━━━━━ Exercise passage ━━━━━

Upon approval of the majority vote of the board of directors or trustees, and ratified by
stockholder or members representing 2/3 of the outstanding capital stock or membership.
Section 37
Power to increase or decrease capital stock, incur, create or increase bonded indebtedness.
In case a corporation will increase or decrease its capital stock, or incur, create or incur bonded
indebtedness. It requires the majority vote of its Board of Directors or 2/3 of the outstanding
capital stock. Bonded indebtedness means secured by a specific corporate property.
The certificate must be signed by a majority of the directors of the corporation and countersigned
by the chairman and secretary, stating the following:
a. The requirements have been complied with;
b. Amount of increase or decrease of capital stock;
c. In case of increase, the amount of capital stock, the names, nationalities and addresses
of the persons subscribing;
d. Bonded indebdtedness;
e. Amount of stock represented in the meeting;
f. The vote authorizing the increase or decrease of capital stock, or the incurring, creating
or increasing of any bonded indedtedness.

━━━━━ Records ━━━━━

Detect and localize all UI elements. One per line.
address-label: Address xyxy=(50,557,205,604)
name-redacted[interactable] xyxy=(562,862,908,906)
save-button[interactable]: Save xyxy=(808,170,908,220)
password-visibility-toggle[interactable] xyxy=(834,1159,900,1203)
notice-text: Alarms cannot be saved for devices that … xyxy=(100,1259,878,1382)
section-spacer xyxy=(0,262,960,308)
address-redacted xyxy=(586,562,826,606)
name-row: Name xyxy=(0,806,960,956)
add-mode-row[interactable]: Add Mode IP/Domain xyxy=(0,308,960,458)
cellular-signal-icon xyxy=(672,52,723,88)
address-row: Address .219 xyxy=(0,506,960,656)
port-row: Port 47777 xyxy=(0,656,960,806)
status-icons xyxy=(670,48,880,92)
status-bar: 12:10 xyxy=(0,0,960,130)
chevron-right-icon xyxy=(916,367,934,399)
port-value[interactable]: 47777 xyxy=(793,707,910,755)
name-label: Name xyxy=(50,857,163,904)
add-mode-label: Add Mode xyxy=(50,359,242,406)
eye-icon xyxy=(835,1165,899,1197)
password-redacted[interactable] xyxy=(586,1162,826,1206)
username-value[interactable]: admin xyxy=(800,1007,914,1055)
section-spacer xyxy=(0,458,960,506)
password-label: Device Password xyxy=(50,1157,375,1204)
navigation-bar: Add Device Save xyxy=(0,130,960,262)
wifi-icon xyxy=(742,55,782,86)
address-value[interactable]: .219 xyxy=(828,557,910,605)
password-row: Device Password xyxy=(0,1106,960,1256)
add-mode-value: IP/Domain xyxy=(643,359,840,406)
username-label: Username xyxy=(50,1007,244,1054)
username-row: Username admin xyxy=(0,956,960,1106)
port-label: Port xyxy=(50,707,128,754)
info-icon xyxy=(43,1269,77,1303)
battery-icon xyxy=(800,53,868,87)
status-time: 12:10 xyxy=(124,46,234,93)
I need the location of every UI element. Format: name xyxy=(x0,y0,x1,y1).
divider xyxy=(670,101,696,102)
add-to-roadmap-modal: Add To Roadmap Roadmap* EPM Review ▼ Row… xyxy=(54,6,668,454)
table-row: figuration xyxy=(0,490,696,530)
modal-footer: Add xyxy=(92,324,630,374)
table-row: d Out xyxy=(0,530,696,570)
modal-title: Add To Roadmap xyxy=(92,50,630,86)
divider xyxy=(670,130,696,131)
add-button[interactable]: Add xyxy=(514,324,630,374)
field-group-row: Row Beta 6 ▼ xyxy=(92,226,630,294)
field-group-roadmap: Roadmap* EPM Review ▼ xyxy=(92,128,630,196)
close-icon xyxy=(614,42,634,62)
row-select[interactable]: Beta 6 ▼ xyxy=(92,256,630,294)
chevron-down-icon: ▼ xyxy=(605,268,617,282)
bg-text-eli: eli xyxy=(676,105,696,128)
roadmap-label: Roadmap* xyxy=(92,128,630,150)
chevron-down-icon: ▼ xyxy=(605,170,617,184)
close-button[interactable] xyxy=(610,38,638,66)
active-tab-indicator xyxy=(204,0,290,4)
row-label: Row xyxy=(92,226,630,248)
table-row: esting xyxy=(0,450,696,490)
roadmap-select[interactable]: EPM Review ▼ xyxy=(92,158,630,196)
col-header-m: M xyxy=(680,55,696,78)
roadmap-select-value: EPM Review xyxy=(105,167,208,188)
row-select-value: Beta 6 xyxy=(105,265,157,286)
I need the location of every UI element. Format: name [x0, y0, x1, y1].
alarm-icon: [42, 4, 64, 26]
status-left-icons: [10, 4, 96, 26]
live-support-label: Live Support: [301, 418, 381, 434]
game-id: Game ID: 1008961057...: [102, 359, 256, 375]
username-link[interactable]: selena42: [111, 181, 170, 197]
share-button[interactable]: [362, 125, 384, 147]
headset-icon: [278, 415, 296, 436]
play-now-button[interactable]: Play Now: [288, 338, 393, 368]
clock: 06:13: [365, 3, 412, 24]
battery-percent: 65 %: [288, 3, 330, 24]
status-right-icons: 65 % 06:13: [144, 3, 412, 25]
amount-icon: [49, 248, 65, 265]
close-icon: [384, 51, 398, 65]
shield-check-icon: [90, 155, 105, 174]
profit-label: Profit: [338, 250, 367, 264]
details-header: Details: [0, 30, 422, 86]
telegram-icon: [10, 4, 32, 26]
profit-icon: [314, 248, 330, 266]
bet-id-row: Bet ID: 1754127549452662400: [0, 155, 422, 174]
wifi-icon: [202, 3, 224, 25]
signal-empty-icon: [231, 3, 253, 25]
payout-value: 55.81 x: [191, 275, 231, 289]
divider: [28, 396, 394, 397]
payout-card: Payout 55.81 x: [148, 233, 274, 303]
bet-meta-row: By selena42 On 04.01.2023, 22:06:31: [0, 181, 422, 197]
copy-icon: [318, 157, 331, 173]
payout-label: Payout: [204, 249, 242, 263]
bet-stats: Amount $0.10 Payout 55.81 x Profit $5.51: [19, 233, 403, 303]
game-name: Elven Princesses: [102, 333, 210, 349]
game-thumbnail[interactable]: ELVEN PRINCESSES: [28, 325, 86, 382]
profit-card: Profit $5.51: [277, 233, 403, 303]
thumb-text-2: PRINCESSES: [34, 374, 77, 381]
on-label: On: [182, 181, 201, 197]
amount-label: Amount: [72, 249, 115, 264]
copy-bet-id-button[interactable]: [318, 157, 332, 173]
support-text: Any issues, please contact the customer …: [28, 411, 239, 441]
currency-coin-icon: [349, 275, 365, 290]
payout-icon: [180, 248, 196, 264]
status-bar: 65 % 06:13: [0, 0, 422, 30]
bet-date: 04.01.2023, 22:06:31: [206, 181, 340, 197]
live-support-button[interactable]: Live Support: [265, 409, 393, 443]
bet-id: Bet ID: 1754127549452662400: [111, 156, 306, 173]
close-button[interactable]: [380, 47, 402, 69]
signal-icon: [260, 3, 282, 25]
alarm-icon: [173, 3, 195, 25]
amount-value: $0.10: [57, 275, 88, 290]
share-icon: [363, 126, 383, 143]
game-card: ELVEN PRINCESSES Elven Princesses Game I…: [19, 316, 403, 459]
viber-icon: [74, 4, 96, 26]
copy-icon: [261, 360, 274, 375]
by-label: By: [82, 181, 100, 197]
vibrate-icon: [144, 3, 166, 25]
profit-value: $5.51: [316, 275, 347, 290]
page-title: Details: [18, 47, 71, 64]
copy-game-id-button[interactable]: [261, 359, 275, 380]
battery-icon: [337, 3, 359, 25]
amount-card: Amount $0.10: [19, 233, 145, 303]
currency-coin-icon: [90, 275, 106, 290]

━━━━━

▸ **What is being asked**
Copy the passage on capital stock and bonded indebtedness from "The certificate must" through "any bonded indedtedness.", substituting "share capital" for every "capital stock".

▸ **Output of the exercise**
The certificate must be signed by a majority of the directors of the corporation and countersigned
by the chairman and secretary, stating the following:
a. The requirements have been complied with;
b. Amount of increase or decrease of share capital;
c. In case of increase, the amount of share capital, the names, nationalities and addresses
of the persons subscribing;
d. Bonded indebdtedness;
e. Amount of stock represented in the meeting;
f. The vote authorizing the increase or decrease of share capital, or the incurring, creating
or increasing of any bonded indedtedness.